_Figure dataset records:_
========================================
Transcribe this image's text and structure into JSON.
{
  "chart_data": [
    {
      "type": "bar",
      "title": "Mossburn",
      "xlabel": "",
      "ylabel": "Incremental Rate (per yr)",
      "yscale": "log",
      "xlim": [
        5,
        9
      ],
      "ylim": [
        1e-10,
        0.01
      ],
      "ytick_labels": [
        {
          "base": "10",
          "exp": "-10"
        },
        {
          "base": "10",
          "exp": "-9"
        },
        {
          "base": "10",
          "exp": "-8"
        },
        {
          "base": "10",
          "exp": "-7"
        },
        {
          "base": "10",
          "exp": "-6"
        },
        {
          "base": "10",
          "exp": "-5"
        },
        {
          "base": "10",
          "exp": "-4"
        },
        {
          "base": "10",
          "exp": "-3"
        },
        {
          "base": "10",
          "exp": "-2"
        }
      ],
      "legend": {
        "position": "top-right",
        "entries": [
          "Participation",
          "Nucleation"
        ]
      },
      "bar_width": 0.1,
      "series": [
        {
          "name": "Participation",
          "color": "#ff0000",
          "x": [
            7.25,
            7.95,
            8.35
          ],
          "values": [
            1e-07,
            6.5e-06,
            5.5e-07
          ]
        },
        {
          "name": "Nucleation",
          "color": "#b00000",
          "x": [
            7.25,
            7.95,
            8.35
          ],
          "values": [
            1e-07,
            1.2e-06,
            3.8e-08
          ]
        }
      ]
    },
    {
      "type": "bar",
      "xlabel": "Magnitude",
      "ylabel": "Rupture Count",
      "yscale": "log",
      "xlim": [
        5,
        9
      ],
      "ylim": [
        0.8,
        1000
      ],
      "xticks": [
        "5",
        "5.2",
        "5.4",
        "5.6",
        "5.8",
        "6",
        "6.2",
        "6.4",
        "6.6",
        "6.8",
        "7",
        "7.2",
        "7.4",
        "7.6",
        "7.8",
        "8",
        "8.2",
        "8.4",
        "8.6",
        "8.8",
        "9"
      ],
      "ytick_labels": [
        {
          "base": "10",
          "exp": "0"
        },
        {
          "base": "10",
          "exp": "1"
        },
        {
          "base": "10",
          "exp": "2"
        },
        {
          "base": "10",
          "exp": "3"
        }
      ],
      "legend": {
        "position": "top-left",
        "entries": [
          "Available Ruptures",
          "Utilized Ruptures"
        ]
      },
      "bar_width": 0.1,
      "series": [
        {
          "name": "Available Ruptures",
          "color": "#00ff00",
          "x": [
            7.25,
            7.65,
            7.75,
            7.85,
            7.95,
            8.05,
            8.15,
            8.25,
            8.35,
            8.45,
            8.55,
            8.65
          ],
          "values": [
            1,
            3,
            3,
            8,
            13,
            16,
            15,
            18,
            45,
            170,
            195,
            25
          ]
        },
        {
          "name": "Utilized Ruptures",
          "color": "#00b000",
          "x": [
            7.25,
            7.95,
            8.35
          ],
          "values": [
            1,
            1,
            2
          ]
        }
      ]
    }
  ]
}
========================================
_Exercise:_
Transcribe all of the material exactly. Omit nothing.

_Finished answer:_
Transcribe this image's text and structure into JSON.
{
  "chart_data": [
    {
      "type": "bar",
      "title": "Mossburn",
      "xlabel": "",
      "ylabel": "Incremental Rate (per yr)",
      "yscale": "log",
      "xlim": [
        5,
        9
      ],
      "ylim": [
        1e-10,
        0.01
      ],
      "ytick_labels": [
        {
          "base": "10",
          "exp": "-10"
        },
        {
          "base": "10",
          "exp": "-9"
        },
        {
          "base": "10",
          "exp": "-8"
        },
        {
          "base": "10",
          "exp": "-7"
        },
        {
          "base": "10",
          "exp": "-6"
        },
        {
          "base": "10",
          "exp": "-5"
        },
        {
          "base": "10",
          "exp": "-4"
        },
        {
          "base": "10",
          "exp": "-3"
        },
        {
          "base": "10",
          "exp": "-2"
        }
      ],
      "legend": {
        "position": "top-right",
        "entries": [
          "Participation",
          "Nucleation"
        ]
      },
      "bar_width": 0.1,
      "series": [
        {
          "name": "Participation",
          "color": "#ff0000",
          "x": [
            7.25,
            7.95,
            8.35
          ],
          "values": [
            1e-07,
            6.5e-06,
            5.5e-07
          ]
        },
        {
          "name": "Nucleation",
          "color": "#b00000",
          "x": [
            7.25,
            7.95,
            8.35
          ],
          "values": [
            1e-07,
            1.2e-06,
            3.8e-08
          ]
        }
      ]
    },
    {
      "type": "bar",
      "xlabel": "Magnitude",
      "ylabel": "Rupture Count",
      "yscale": "log",
      "xlim": [
        5,
        9
      ],
      "ylim": [
        0.8,
        1000
      ],
      "xticks": [
        "5",
        "5.2",
        "5.4",
        "5.6",
        "5.8",
        "6",
        "6.2",
        "6.4",
        "6.6",
        "6.8",
        "7",
        "7.2",
        "7.4",
        "7.6",
        "7.8",
        "8",
        "8.2",
        "8.4",
        "8.6",
        "8.8",
        "9"
      ],
      "ytick_labels": [
        {
          "base": "10",
          "exp": "0"
        },
        {
          "base": "10",
          "exp": "1"
        },
        {
          "base": "10",
          "exp": "2"
        },
        {
          "base": "10",
          "exp": "3"
        }
      ],
      "legend": {
        "position": "top-left",
        "entries": [
          "Available Ruptures",
          "Utilized Ruptures"
        ]
      },
      "bar_width": 0.1,
      "series": [
        {
          "name": "Available Ruptures",
          "color": "#00ff00",
          "x": [
            7.25,
            7.65,
            7.75,
            7.85,
            7.95,
            8.05,
            8.15,
            8.25,
            8.35,
            8.45,
            8.55,
            8.65
          ],
          "values": [
            1,
            3,
            3,
            8,
            13,
            16,
            15,
            18,
            45,
            170,
            195,
            25
          ]
        },
        {
          "name": "Utilized Ruptures",
          "color": "#00b000",
          "x": [
            7.25,
            7.95,
            8.35
          ],
          "values": [
            1,
            1,
            2
          ]
        }
      ]
    }
  ]
}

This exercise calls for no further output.